Written task:
In the records that follow, locate every line with "content" and extract it.

Material provided:

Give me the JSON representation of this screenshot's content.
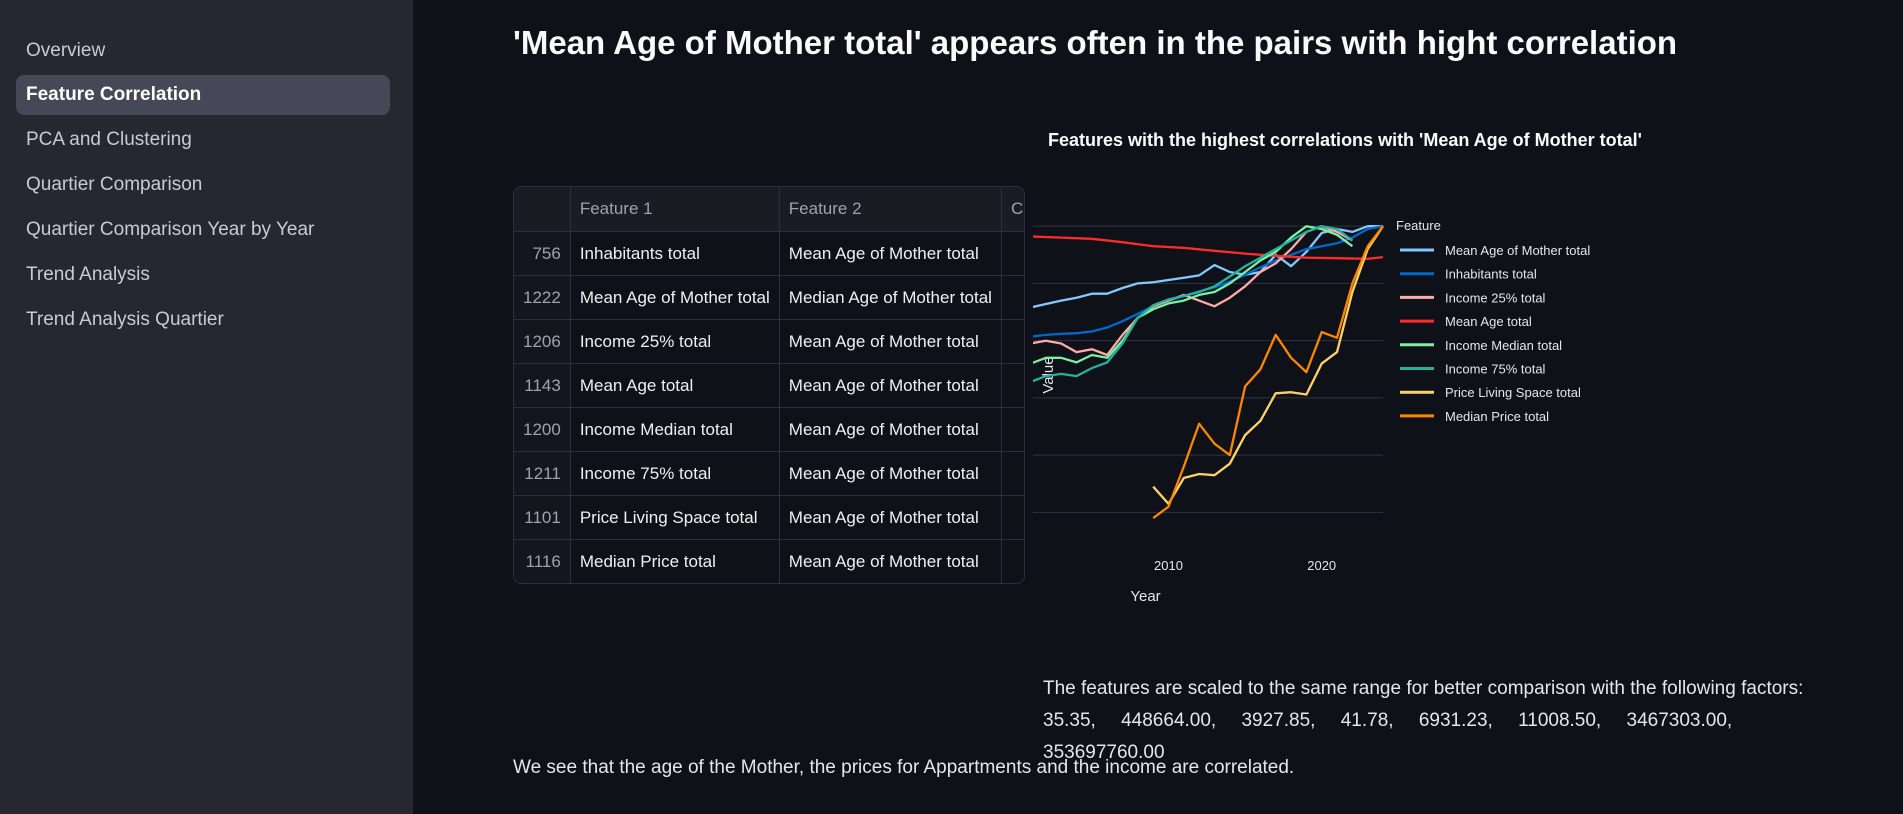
{
  "sidebar": {
    "items": [
      {
        "label": "Overview",
        "active": false
      },
      {
        "label": "Feature Correlation",
        "active": true
      },
      {
        "label": "PCA and Clustering",
        "active": false
      },
      {
        "label": "Quartier Comparison",
        "active": false
      },
      {
        "label": "Quartier Comparison Year by Year",
        "active": false
      },
      {
        "label": "Trend Analysis",
        "active": false
      },
      {
        "label": "Trend Analysis Quartier",
        "active": false
      }
    ]
  },
  "main": {
    "title": "'Mean Age of Mother total' appears often in the pairs with hight correlation",
    "table": {
      "headers": [
        "",
        "Feature 1",
        "Feature 2",
        "Co"
      ],
      "rows": [
        {
          "index": "756",
          "f1": "Inhabitants total",
          "f2": "Mean Age of Mother total"
        },
        {
          "index": "1222",
          "f1": "Mean Age of Mother total",
          "f2": "Median Age of Mother total"
        },
        {
          "index": "1206",
          "f1": "Income 25% total",
          "f2": "Mean Age of Mother total"
        },
        {
          "index": "1143",
          "f1": "Mean Age total",
          "f2": "Mean Age of Mother total"
        },
        {
          "index": "1200",
          "f1": "Income Median total",
          "f2": "Mean Age of Mother total"
        },
        {
          "index": "1211",
          "f1": "Income 75% total",
          "f2": "Mean Age of Mother total"
        },
        {
          "index": "1101",
          "f1": "Price Living Space total",
          "f2": "Mean Age of Mother total"
        },
        {
          "index": "1116",
          "f1": "Median Price total",
          "f2": "Mean Age of Mother total"
        }
      ]
    },
    "chart_title": "Features with the highest correlations with 'Mean Age of Mother total'",
    "caption": "The features are scaled to the same range for better comparison with the following factors:",
    "factors": [
      "35.35,",
      "448664.00,",
      "3927.85,",
      "41.78,",
      "6931.23,",
      "11008.50,",
      "3467303.00,",
      "353697760.00"
    ],
    "footer": "We see that the age of the Mother, the prices for Appartments and the income are correlated."
  },
  "colors": {
    "background": "#0e1117",
    "sidebar": "#262730",
    "active_item": "#464857"
  },
  "chart_data": {
    "type": "line",
    "xlabel": "Year",
    "ylabel": "Value",
    "xlim": [
      1993,
      2024
    ],
    "ylim": [
      0.45,
      1.03
    ],
    "xticks": [
      2000,
      2010,
      2020
    ],
    "yticks": [
      0.5,
      0.6,
      0.7,
      0.8,
      0.9,
      1
    ],
    "legend_title": "Feature",
    "legend_position": "right",
    "grid": true,
    "series": [
      {
        "name": "Mean Age of Mother total",
        "color": "#83c9ff",
        "x": [
          1993,
          1994,
          1995,
          1996,
          1997,
          1998,
          1999,
          2000,
          2001,
          2002,
          2003,
          2004,
          2005,
          2006,
          2007,
          2008,
          2009,
          2010,
          2011,
          2012,
          2013,
          2014,
          2015,
          2016,
          2017,
          2018,
          2019,
          2020,
          2021,
          2022,
          2023,
          2024
        ],
        "y": [
          0.835,
          0.84,
          0.84,
          0.838,
          0.848,
          0.852,
          0.85,
          0.852,
          0.858,
          0.864,
          0.87,
          0.875,
          0.882,
          0.882,
          0.892,
          0.9,
          0.902,
          0.906,
          0.91,
          0.914,
          0.932,
          0.92,
          0.915,
          0.92,
          0.95,
          0.93,
          0.955,
          0.988,
          0.995,
          0.99,
          1.0,
          1.0
        ]
      },
      {
        "name": "Inhabitants total",
        "color": "#0068c9",
        "x": [
          1993,
          1994,
          1995,
          1996,
          1997,
          1998,
          1999,
          2000,
          2001,
          2002,
          2003,
          2004,
          2005,
          2006,
          2007,
          2008,
          2009,
          2010,
          2011,
          2012,
          2013,
          2014,
          2015,
          2016,
          2017,
          2018,
          2019,
          2020,
          2021,
          2022,
          2023,
          2024
        ],
        "y": [
          0.805,
          0.805,
          0.805,
          0.803,
          0.801,
          0.801,
          0.803,
          0.805,
          0.807,
          0.81,
          0.812,
          0.813,
          0.816,
          0.823,
          0.834,
          0.847,
          0.86,
          0.87,
          0.878,
          0.886,
          0.893,
          0.903,
          0.915,
          0.928,
          0.94,
          0.95,
          0.96,
          0.965,
          0.97,
          0.98,
          0.995,
          1.0
        ]
      },
      {
        "name": "Income 25% total",
        "color": "#ffabab",
        "x": [
          1999,
          2000,
          2001,
          2002,
          2003,
          2004,
          2005,
          2006,
          2007,
          2008,
          2009,
          2010,
          2011,
          2012,
          2013,
          2014,
          2015,
          2016,
          2017,
          2018,
          2019,
          2020,
          2021,
          2022
        ],
        "y": [
          0.72,
          0.76,
          0.795,
          0.8,
          0.795,
          0.78,
          0.785,
          0.775,
          0.81,
          0.84,
          0.86,
          0.87,
          0.88,
          0.87,
          0.86,
          0.875,
          0.895,
          0.92,
          0.935,
          0.96,
          0.99,
          1.0,
          0.99,
          0.975
        ]
      },
      {
        "name": "Mean Age total",
        "color": "#ff2b2b",
        "x": [
          1993,
          1995,
          1997,
          1999,
          2001,
          2003,
          2005,
          2007,
          2009,
          2011,
          2013,
          2015,
          2017,
          2019,
          2021,
          2023,
          2024
        ],
        "y": [
          1.0,
          0.995,
          0.99,
          0.985,
          0.982,
          0.98,
          0.978,
          0.972,
          0.965,
          0.962,
          0.957,
          0.952,
          0.948,
          0.945,
          0.944,
          0.943,
          0.946
        ]
      },
      {
        "name": "Income Median total",
        "color": "#7defa1",
        "x": [
          1999,
          2000,
          2001,
          2002,
          2003,
          2004,
          2005,
          2006,
          2007,
          2008,
          2009,
          2010,
          2011,
          2012,
          2013,
          2014,
          2015,
          2016,
          2017,
          2018,
          2019,
          2020,
          2021,
          2022
        ],
        "y": [
          0.685,
          0.73,
          0.76,
          0.77,
          0.77,
          0.762,
          0.775,
          0.77,
          0.8,
          0.84,
          0.855,
          0.865,
          0.87,
          0.88,
          0.885,
          0.9,
          0.92,
          0.94,
          0.955,
          0.98,
          1.0,
          0.995,
          0.985,
          0.965
        ]
      },
      {
        "name": "Income 75% total",
        "color": "#29b09d",
        "x": [
          1999,
          2000,
          2001,
          2002,
          2003,
          2004,
          2005,
          2006,
          2007,
          2008,
          2009,
          2010,
          2011,
          2012,
          2013,
          2014,
          2015,
          2016,
          2017,
          2018,
          2019,
          2020,
          2021,
          2022
        ],
        "y": [
          0.658,
          0.695,
          0.728,
          0.738,
          0.742,
          0.738,
          0.752,
          0.762,
          0.795,
          0.84,
          0.862,
          0.872,
          0.878,
          0.885,
          0.895,
          0.912,
          0.93,
          0.945,
          0.96,
          0.975,
          0.99,
          1.0,
          0.995,
          0.975
        ]
      },
      {
        "name": "Price Living Space total",
        "color": "#ffd16a",
        "x": [
          2009,
          2010,
          2011,
          2012,
          2013,
          2014,
          2015,
          2016,
          2017,
          2018,
          2019,
          2020,
          2021,
          2022,
          2023,
          2024
        ],
        "y": [
          0.545,
          0.515,
          0.56,
          0.567,
          0.565,
          0.585,
          0.635,
          0.66,
          0.708,
          0.71,
          0.706,
          0.76,
          0.78,
          0.885,
          0.96,
          1.0
        ]
      },
      {
        "name": "Median Price total",
        "color": "#ff8700",
        "x": [
          2009,
          2010,
          2011,
          2012,
          2013,
          2014,
          2015,
          2016,
          2017,
          2018,
          2019,
          2020,
          2021,
          2022,
          2023,
          2024
        ],
        "y": [
          0.49,
          0.51,
          0.58,
          0.655,
          0.62,
          0.6,
          0.72,
          0.75,
          0.81,
          0.77,
          0.745,
          0.815,
          0.805,
          0.9,
          0.965,
          1.0
        ]
      }
    ]
  }
}
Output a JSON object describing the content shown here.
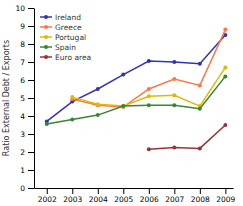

Finished exercise:
Give me the JSON representation of this screenshot's content.
Output a JSON object describing the content shown here.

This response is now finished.